**Consigne:** Recopiez fidèlement le passage de l'entretien sur le Cybathlon compris entre « Qu'est-ce qui vous » et « dans ce domaine. », ces deux passages inclus.

Qu'est-ce qui vous a motivée à devenir pilote de l'équipe A-eye pour le Cybathlon ?
S. N. : Les porteurs du projet, Fabien Vérité et Ludovic Saint-Bauzel, avaient déjà un pilote, mais il n'était pas disponible pour poursuivre les entraînements jusqu'au Cybathlon. Ils ont alors contacté le Service Handicap Santé Étudiant de Sorbonne Université, qui leur a donné mes coordonnées. Ils m'ont expliqué qu'ils développaient un dispositif de guidage pour les personnes déficientes visuelles. Ils souhaitaient avoir mon retour vis-à-vis de ce dispositif qu’ils présenteraient au Cybathlon. Cette compétition internationale, où chaque pilote doit relever 10 défis en 8 minutes devant 3000 personnes, a pour objectif de sensibiliser le public aux questions de handicap et de promouvoir l'innovation technologique dans ce domaine.
Le défi m'a immédiatement plu, et Fabien et Ludovic m'ont semblé très humains, sympathiques et à l'écoute. J'ai tout de suite su que ce serait une belle aventure de travailler avec eux. Et aujourd’hui je suis honorée de pouvoir représenter leur travail remarquable et porter leurs efforts lors de cette compétition dont l’impact sur la sensibilisation au handicap dans le monde de la recherche est essentiel.

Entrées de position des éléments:
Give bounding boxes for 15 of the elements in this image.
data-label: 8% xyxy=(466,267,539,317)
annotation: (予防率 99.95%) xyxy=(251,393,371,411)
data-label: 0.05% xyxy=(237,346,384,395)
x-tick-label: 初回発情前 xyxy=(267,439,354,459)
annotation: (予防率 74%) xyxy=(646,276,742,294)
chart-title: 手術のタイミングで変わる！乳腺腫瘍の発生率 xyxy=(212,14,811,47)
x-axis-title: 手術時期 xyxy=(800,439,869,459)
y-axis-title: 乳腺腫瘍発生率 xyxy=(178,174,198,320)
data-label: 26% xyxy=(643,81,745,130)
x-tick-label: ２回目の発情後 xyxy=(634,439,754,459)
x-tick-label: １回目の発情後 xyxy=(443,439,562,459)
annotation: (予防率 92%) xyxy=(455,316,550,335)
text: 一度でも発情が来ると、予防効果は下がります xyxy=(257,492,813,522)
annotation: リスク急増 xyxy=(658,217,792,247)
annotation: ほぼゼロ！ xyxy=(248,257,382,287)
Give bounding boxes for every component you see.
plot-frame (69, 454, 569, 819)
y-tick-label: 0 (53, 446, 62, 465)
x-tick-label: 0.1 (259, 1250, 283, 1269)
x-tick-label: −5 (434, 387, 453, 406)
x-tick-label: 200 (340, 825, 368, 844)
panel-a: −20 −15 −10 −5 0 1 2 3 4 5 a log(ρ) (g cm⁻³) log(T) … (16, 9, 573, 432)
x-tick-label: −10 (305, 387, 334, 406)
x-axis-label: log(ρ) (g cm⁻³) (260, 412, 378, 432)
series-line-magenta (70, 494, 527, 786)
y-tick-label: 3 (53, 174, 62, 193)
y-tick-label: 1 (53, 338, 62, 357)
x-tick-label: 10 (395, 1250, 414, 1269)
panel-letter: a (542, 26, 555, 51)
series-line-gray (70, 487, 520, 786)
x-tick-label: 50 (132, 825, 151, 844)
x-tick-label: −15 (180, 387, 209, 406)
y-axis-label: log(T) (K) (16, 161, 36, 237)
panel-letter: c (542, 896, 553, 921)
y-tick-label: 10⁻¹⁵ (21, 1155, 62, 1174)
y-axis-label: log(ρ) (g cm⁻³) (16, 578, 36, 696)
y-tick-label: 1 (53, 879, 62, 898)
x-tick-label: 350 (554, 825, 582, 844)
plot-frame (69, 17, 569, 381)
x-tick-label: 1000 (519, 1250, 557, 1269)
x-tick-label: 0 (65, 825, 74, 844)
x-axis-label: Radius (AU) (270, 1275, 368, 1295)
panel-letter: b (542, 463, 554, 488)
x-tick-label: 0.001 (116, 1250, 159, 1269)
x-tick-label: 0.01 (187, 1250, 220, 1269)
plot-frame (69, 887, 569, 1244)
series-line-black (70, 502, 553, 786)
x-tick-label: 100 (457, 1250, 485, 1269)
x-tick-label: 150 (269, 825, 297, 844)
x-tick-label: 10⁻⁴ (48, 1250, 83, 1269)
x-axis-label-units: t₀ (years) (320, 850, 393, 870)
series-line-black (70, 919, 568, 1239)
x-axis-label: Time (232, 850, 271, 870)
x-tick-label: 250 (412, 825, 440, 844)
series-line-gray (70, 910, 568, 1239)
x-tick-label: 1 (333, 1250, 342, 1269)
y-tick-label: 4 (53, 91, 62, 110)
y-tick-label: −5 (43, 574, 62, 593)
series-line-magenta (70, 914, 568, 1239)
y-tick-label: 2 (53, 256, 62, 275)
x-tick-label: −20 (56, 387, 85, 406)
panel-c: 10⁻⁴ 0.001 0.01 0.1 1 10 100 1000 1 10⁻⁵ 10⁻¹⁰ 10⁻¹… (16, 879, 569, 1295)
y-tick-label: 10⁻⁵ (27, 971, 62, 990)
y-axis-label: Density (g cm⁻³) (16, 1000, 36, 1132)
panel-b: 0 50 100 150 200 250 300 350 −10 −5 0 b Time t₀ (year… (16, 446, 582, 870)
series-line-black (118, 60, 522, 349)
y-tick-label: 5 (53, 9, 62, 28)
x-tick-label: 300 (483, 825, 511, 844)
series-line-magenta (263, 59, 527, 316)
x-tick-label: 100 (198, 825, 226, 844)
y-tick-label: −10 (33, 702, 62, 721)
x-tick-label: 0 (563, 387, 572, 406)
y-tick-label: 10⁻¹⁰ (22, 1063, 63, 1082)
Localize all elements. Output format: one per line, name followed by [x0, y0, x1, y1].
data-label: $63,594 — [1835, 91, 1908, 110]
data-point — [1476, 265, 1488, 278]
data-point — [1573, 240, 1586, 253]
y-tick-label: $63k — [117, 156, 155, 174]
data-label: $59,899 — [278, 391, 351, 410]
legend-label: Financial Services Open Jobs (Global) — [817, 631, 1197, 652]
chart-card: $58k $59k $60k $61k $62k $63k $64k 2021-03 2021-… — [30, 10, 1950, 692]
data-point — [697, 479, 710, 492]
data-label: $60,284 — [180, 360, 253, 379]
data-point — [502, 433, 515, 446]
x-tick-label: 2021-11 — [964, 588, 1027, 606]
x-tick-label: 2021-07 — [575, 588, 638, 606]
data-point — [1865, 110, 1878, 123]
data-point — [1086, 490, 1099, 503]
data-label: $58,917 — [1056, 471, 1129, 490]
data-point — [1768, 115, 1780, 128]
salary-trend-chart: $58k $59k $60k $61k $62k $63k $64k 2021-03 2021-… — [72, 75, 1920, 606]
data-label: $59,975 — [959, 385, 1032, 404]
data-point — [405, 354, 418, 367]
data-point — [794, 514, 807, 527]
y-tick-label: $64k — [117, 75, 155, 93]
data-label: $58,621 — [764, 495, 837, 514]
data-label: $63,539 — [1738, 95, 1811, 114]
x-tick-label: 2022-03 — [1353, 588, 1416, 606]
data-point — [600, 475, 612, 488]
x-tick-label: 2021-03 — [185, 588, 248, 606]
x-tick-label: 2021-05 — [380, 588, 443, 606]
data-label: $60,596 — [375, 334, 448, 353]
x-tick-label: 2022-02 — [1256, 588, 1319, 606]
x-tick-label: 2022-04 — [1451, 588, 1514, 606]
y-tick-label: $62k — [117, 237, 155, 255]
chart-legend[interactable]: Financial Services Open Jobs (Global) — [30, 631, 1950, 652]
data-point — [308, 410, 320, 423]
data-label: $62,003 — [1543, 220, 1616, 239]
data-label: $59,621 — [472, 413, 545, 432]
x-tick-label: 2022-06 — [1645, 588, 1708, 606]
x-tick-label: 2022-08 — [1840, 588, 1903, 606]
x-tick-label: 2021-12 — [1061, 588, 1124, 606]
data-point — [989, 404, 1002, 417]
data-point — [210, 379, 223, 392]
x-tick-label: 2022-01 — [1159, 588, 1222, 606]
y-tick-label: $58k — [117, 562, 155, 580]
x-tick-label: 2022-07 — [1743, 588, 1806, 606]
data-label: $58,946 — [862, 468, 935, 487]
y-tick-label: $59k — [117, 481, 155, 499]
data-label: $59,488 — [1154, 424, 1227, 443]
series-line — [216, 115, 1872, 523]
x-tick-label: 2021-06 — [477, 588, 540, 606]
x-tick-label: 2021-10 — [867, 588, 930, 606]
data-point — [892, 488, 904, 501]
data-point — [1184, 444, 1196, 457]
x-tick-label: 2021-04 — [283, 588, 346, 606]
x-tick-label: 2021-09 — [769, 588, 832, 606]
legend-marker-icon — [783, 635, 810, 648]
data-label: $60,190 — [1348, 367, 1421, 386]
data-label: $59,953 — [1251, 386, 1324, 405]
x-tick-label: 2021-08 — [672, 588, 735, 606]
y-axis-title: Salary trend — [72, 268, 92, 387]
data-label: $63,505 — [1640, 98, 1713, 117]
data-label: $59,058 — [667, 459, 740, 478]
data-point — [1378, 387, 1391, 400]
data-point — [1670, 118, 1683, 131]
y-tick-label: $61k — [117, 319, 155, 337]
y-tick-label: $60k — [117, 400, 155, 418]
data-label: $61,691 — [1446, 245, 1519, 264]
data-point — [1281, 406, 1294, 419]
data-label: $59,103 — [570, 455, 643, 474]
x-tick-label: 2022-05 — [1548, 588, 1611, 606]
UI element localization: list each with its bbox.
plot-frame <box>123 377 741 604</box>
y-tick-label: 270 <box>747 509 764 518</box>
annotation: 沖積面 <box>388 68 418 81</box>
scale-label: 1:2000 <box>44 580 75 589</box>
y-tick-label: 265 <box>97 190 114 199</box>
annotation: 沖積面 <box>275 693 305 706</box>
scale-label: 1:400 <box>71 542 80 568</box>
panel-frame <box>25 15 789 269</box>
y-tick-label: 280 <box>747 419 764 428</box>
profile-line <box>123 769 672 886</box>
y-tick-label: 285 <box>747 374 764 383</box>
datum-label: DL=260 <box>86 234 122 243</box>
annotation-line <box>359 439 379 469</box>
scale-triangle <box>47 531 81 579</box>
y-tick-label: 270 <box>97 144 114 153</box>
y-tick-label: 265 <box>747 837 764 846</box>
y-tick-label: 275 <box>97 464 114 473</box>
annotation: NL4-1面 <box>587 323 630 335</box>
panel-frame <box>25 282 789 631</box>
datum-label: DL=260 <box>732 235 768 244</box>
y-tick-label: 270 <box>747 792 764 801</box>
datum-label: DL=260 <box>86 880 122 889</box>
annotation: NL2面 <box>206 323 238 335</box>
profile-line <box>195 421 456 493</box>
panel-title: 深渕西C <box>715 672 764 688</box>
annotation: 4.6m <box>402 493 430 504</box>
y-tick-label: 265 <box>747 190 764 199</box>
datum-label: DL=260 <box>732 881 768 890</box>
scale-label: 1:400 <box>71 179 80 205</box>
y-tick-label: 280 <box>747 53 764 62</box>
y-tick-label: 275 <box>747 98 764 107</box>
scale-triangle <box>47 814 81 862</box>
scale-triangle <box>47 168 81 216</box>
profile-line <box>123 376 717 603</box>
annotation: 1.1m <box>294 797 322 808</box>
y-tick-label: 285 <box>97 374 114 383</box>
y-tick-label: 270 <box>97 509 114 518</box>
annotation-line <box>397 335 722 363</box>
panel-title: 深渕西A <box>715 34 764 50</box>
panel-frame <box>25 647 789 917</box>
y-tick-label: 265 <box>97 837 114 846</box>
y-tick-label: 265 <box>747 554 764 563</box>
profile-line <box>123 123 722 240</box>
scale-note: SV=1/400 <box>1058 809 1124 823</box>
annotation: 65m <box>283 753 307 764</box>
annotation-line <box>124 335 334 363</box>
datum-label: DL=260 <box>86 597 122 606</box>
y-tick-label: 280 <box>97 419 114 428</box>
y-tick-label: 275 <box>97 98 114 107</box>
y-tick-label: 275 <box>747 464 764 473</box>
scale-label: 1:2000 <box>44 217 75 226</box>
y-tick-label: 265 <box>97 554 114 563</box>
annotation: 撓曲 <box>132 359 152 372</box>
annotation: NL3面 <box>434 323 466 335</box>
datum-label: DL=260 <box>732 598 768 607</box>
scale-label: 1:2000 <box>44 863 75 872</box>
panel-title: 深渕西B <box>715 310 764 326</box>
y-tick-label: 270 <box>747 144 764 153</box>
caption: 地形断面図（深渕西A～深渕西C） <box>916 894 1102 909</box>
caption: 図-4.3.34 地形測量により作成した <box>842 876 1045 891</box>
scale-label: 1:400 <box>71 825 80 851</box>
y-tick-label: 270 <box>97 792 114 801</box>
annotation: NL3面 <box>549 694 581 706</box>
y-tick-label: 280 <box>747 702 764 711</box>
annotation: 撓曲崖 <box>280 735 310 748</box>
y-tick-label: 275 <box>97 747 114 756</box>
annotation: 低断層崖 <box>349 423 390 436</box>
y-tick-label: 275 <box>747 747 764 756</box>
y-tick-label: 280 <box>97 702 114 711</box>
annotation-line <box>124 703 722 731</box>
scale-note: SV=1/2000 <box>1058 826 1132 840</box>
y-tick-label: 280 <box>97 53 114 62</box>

**Réponse:**
Qu'est-ce qui vous a motivée à devenir pilote de l'équipe A-eye pour le Cybathlon ?
S. N. : Les porteurs du projet, Fabien Vérité et Ludovic Saint-Bauzel, avaient déjà un pilote, mais il n'était pas disponible pour poursuivre les entraînements jusqu'au Cybathlon. Ils ont alors contacté le Service Handicap Santé Étudiant de Sorbonne Université, qui leur a donné mes coordonnées. Ils m'ont expliqué qu'ils développaient un dispositif de guidage pour les personnes déficientes visuelles. Ils souhaitaient avoir mon retour vis-à-vis de ce dispositif qu’ils présenteraient au Cybathlon. Cette compétition internationale, où chaque pilote doit relever 10 défis en 8 minutes devant 3000 personnes, a pour objectif de sensibiliser le public aux questions de handicap et de promouvoir l'innovation technologique dans ce domaine.